> **Work to be completed**
Copy every entry word for word. Skip the pictures.

> **Record excerpts**
####################

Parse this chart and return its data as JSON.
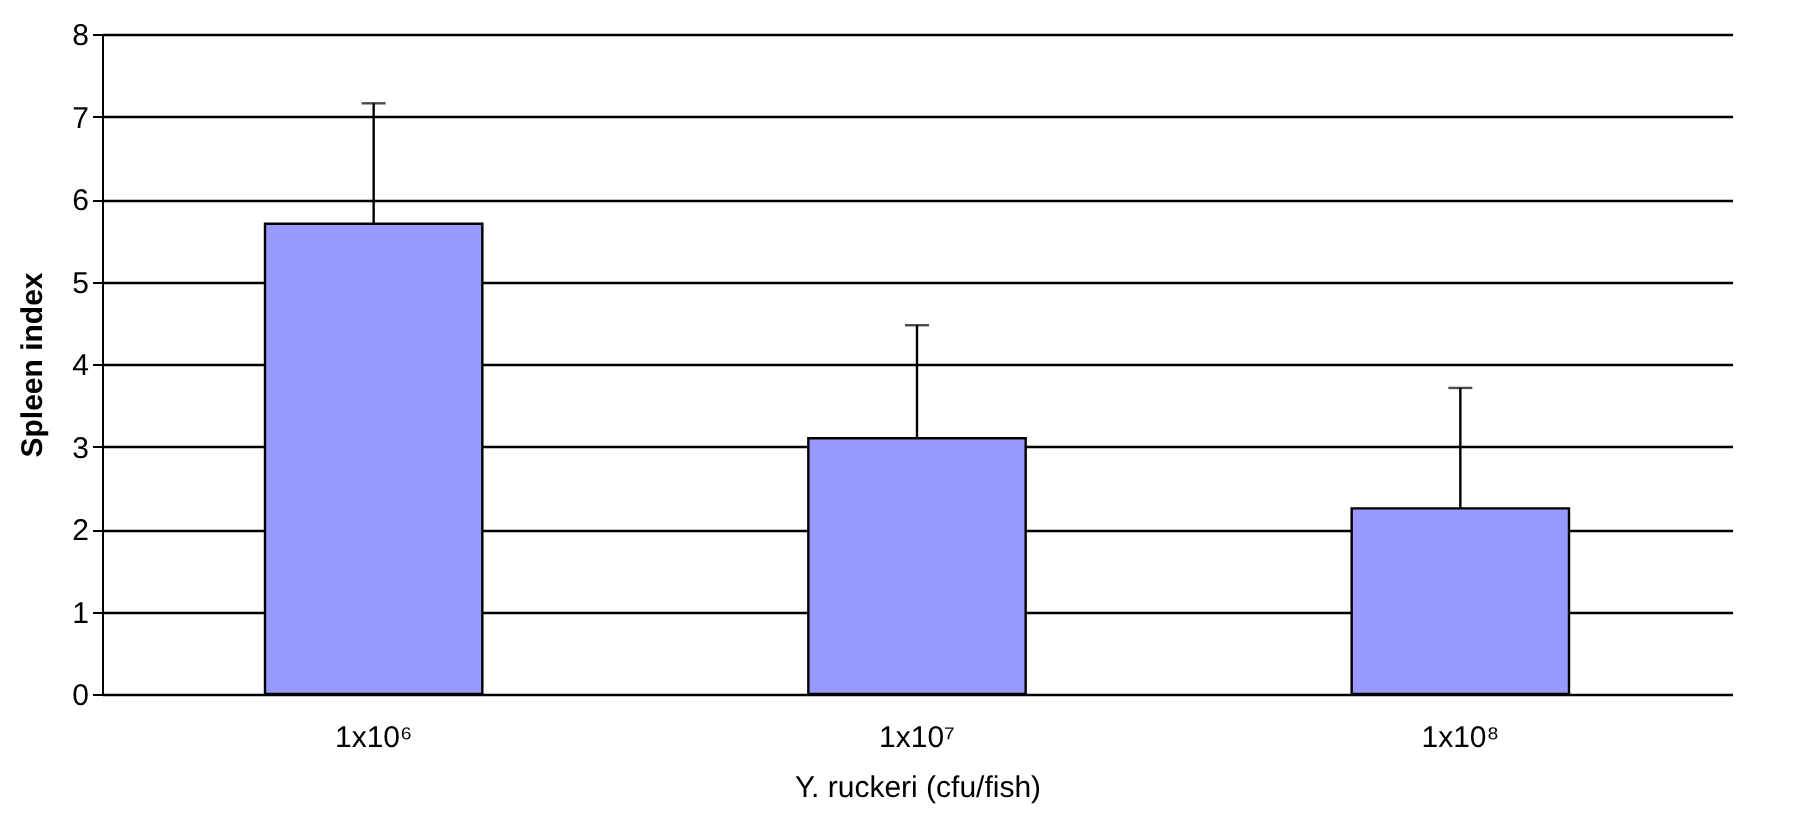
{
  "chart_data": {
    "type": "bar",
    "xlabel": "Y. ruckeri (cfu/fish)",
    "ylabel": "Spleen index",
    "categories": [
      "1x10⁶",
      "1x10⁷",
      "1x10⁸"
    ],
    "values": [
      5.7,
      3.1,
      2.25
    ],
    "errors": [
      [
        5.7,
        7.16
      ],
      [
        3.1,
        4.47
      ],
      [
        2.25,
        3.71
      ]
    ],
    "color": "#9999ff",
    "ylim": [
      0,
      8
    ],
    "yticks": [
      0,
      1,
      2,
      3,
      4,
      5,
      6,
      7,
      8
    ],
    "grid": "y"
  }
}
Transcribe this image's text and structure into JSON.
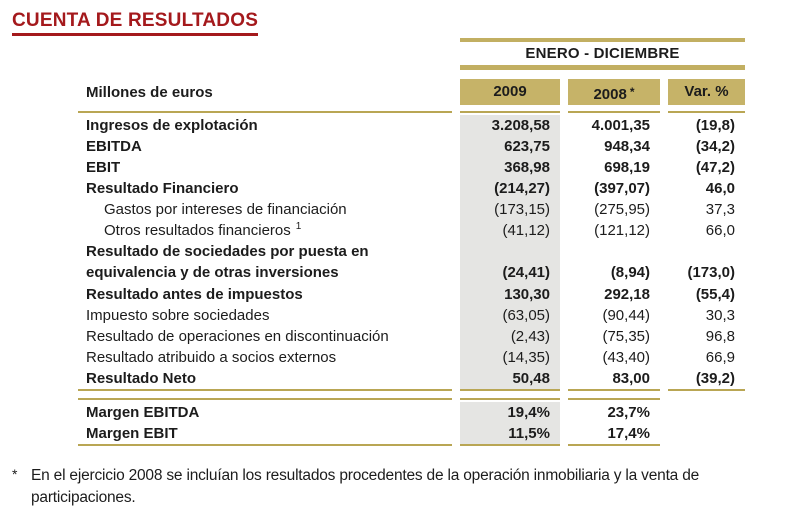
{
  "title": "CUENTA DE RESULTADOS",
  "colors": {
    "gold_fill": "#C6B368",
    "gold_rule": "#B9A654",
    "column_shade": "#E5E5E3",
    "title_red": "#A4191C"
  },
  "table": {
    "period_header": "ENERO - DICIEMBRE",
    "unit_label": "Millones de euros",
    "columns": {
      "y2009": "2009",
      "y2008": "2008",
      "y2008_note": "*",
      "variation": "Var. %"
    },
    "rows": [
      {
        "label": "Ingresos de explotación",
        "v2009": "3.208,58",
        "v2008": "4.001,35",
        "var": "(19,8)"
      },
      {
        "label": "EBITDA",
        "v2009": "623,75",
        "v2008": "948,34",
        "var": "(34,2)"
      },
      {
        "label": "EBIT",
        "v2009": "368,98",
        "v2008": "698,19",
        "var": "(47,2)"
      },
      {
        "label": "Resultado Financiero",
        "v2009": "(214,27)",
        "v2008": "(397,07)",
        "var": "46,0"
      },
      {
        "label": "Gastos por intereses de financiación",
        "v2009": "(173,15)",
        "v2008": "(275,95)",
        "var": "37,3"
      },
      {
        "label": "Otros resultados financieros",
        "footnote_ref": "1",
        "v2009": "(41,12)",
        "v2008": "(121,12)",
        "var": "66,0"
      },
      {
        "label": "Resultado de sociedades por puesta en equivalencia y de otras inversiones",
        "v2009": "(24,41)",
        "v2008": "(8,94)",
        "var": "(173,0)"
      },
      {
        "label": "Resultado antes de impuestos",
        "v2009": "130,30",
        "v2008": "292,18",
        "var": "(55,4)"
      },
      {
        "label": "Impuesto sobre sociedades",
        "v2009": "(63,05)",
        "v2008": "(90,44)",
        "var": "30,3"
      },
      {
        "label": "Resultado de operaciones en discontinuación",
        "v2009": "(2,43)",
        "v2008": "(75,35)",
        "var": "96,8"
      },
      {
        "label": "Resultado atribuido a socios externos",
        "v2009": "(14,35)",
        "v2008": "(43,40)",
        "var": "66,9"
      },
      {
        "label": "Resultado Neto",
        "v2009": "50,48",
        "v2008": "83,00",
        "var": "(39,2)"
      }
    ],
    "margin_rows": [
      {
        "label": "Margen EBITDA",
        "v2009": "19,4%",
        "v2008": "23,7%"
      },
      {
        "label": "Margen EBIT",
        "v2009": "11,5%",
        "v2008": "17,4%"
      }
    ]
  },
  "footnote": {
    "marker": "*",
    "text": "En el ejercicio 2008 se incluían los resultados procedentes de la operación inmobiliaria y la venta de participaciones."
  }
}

####################

> **Written response**
Parse this chart and return its data as JSON.
{
  "chart_data": {
    "type": "bar",
    "xlabel": "Y. ruckeri (cfu/fish)",
    "ylabel": "Spleen index",
    "categories": [
      "1x10⁶",
      "1x10⁷",
      "1x10⁸"
    ],
    "values": [
      5.7,
      3.1,
      2.25
    ],
    "errors": [
      [
        5.7,
        7.16
      ],
      [
        3.1,
        4.47
      ],
      [
        2.25,
        3.71
      ]
    ],
    "color": "#9999ff",
    "ylim": [
      0,
      8
    ],
    "yticks": [
      0,
      1,
      2,
      3,
      4,
      5,
      6,
      7,
      8
    ],
    "grid": "y"
  }
}
Transcribe this image's text and structure into JSON.
{
  "title": "CUENTA DE RESULTADOS",
  "colors": {
    "gold_fill": "#C6B368",
    "gold_rule": "#B9A654",
    "column_shade": "#E5E5E3",
    "title_red": "#A4191C"
  },
  "table": {
    "period_header": "ENERO - DICIEMBRE",
    "unit_label": "Millones de euros",
    "columns": {
      "y2009": "2009",
      "y2008": "2008",
      "y2008_note": "*",
      "variation": "Var. %"
    },
    "rows": [
      {
        "label": "Ingresos de explotación",
        "v2009": "3.208,58",
        "v2008": "4.001,35",
        "var": "(19,8)"
      },
      {
        "label": "EBITDA",
        "v2009": "623,75",
        "v2008": "948,34",
        "var": "(34,2)"
      },
      {
        "label": "EBIT",
        "v2009": "368,98",
        "v2008": "698,19",
        "var": "(47,2)"
      },
      {
        "label": "Resultado Financiero",
        "v2009": "(214,27)",
        "v2008": "(397,07)",
        "var": "46,0"
      },
      {
        "label": "Gastos por intereses de financiación",
        "v2009": "(173,15)",
        "v2008": "(275,95)",
        "var": "37,3"
      },
      {
        "label": "Otros resultados financieros",
        "footnote_ref": "1",
        "v2009": "(41,12)",
        "v2008": "(121,12)",
        "var": "66,0"
      },
      {
        "label": "Resultado de sociedades por puesta en equivalencia y de otras inversiones",
        "v2009": "(24,41)",
        "v2008": "(8,94)",
        "var": "(173,0)"
      },
      {
        "label": "Resultado antes de impuestos",
        "v2009": "130,30",
        "v2008": "292,18",
        "var": "(55,4)"
      },
      {
        "label": "Impuesto sobre sociedades",
        "v2009": "(63,05)",
        "v2008": "(90,44)",
        "var": "30,3"
      },
      {
        "label": "Resultado de operaciones en discontinuación",
        "v2009": "(2,43)",
        "v2008": "(75,35)",
        "var": "96,8"
      },
      {
        "label": "Resultado atribuido a socios externos",
        "v2009": "(14,35)",
        "v2008": "(43,40)",
        "var": "66,9"
      },
      {
        "label": "Resultado Neto",
        "v2009": "50,48",
        "v2008": "83,00",
        "var": "(39,2)"
      }
    ],
    "margin_rows": [
      {
        "label": "Margen EBITDA",
        "v2009": "19,4%",
        "v2008": "23,7%"
      },
      {
        "label": "Margen EBIT",
        "v2009": "11,5%",
        "v2008": "17,4%"
      }
    ]
  },
  "footnote": {
    "marker": "*",
    "text": "En el ejercicio 2008 se incluían los resultados procedentes de la operación inmobiliaria y la venta de participaciones."
  }
}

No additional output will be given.